● Data entries:
>>
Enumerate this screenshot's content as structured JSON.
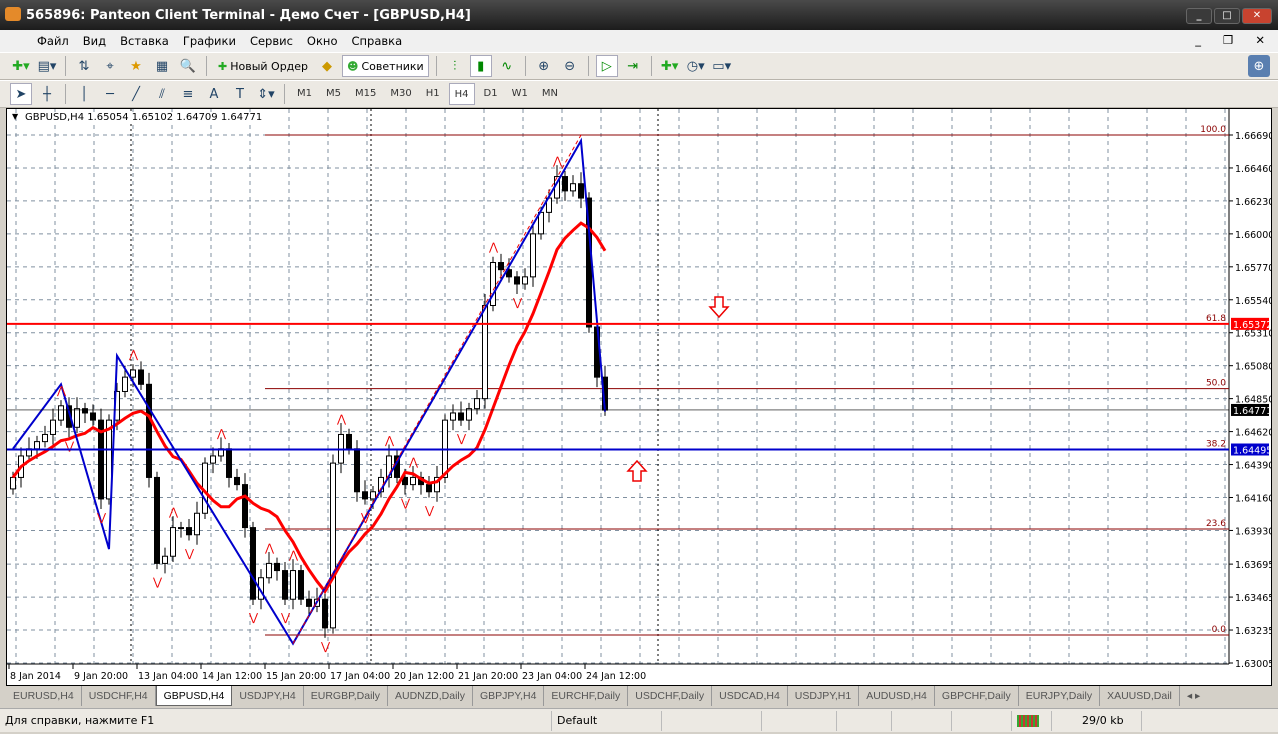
{
  "window": {
    "title": "565896: Panteon Client Terminal - Демо Счет - [GBPUSD,H4]"
  },
  "menu": [
    "Файл",
    "Вид",
    "Вставка",
    "Графики",
    "Сервис",
    "Окно",
    "Справка"
  ],
  "toolbar": {
    "new_order": "Новый Ордер",
    "experts": "Советники"
  },
  "timeframes": [
    "M1",
    "M5",
    "M15",
    "M30",
    "H1",
    "H4",
    "D1",
    "W1",
    "MN"
  ],
  "active_timeframe": "H4",
  "chart": {
    "header": "GBPUSD,H4  1.65054 1.65102 1.64709 1.64771",
    "price_ticks": [
      "1.66690",
      "1.66460",
      "1.66230",
      "1.66000",
      "1.65770",
      "1.65540",
      "1.65310",
      "1.65080",
      "1.64850",
      "1.64620",
      "1.64390",
      "1.64160",
      "1.63930",
      "1.63695",
      "1.63465",
      "1.63235",
      "1.63005"
    ],
    "price_tick_values": [
      1.6669,
      1.6646,
      1.6623,
      1.66,
      1.6577,
      1.6554,
      1.6531,
      1.6508,
      1.6485,
      1.6462,
      1.6439,
      1.6416,
      1.6393,
      1.63695,
      1.63465,
      1.63235,
      1.63005
    ],
    "time_labels": [
      "8 Jan 2014",
      "9 Jan 20:00",
      "13 Jan 04:00",
      "14 Jan 12:00",
      "15 Jan 20:00",
      "17 Jan 04:00",
      "20 Jan 12:00",
      "21 Jan 20:00",
      "23 Jan 04:00",
      "24 Jan 12:00"
    ],
    "closes": [
      1.643,
      1.6445,
      1.645,
      1.6455,
      1.646,
      1.647,
      1.648,
      1.6465,
      1.6478,
      1.6475,
      1.647,
      1.6415,
      1.647,
      1.649,
      1.65,
      1.6505,
      1.6495,
      1.643,
      1.637,
      1.6375,
      1.6395,
      1.6395,
      1.639,
      1.6405,
      1.644,
      1.6445,
      1.645,
      1.643,
      1.6425,
      1.6395,
      1.6345,
      1.636,
      1.637,
      1.6365,
      1.6345,
      1.6365,
      1.6345,
      1.634,
      1.6345,
      1.6325,
      1.644,
      1.646,
      1.645,
      1.642,
      1.6415,
      1.642,
      1.643,
      1.6445,
      1.643,
      1.6425,
      1.643,
      1.6425,
      1.642,
      1.643,
      1.647,
      1.6475,
      1.647,
      1.6478,
      1.6485,
      1.655,
      1.658,
      1.6575,
      1.657,
      1.6565,
      1.657,
      1.66,
      1.6615,
      1.6625,
      1.664,
      1.663,
      1.6635,
      1.6625,
      1.6535,
      1.65,
      1.6477
    ],
    "zigzag": [
      [
        0,
        1.645
      ],
      [
        6,
        1.6495
      ],
      [
        12,
        1.638
      ],
      [
        13,
        1.6515
      ],
      [
        35,
        1.6314
      ],
      [
        71,
        1.6665
      ],
      [
        74,
        1.6476
      ]
    ],
    "fib_levels": [
      {
        "label": "100.0",
        "price": 1.6669
      },
      {
        "label": "61.8",
        "price": 1.65372
      },
      {
        "label": "50.0",
        "price": 1.6492
      },
      {
        "label": "38.2",
        "price": 1.64495
      },
      {
        "label": "23.6",
        "price": 1.6394
      },
      {
        "label": "0.0",
        "price": 1.632
      }
    ],
    "hlines": [
      {
        "label": "1.65372",
        "price": 1.65372,
        "color": "#ff0000"
      },
      {
        "label": "1.64495",
        "price": 1.64495,
        "color": "#0000cc"
      },
      {
        "label": "1.64771",
        "price": 1.64771,
        "color": "#000000"
      }
    ],
    "colors": {
      "ma": "#ff0000",
      "zigzag": "#0000cc",
      "fib": "#8b0000",
      "grid": "#8090a0"
    }
  },
  "symbol_tabs": [
    "EURUSD,H4",
    "USDCHF,H4",
    "GBPUSD,H4",
    "USDJPY,H4",
    "EURGBP,Daily",
    "AUDNZD,Daily",
    "GBPJPY,H4",
    "EURCHF,Daily",
    "USDCHF,Daily",
    "USDCAD,H4",
    "USDJPY,H1",
    "AUDUSD,H4",
    "GBPCHF,Daily",
    "EURJPY,Daily",
    "XAUUSD,Dail"
  ],
  "active_tab": "GBPUSD,H4",
  "status": {
    "help": "Для справки, нажмите F1",
    "profile": "Default",
    "traffic": "29/0 kb"
  }
}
<<
● What needs to be done: Locate the word "GBPUSD" in the records above, and return each line that has it.

● Result of this exercise:
    "title": "565896: Panteon Client Terminal - Демо Счет - [GBPUSD,H4]"
    "header": "GBPUSD,H4  1.65054 1.65102 1.64709 1.64771",
    "GBPUSD,H4",
  "active_tab": "GBPUSD,H4",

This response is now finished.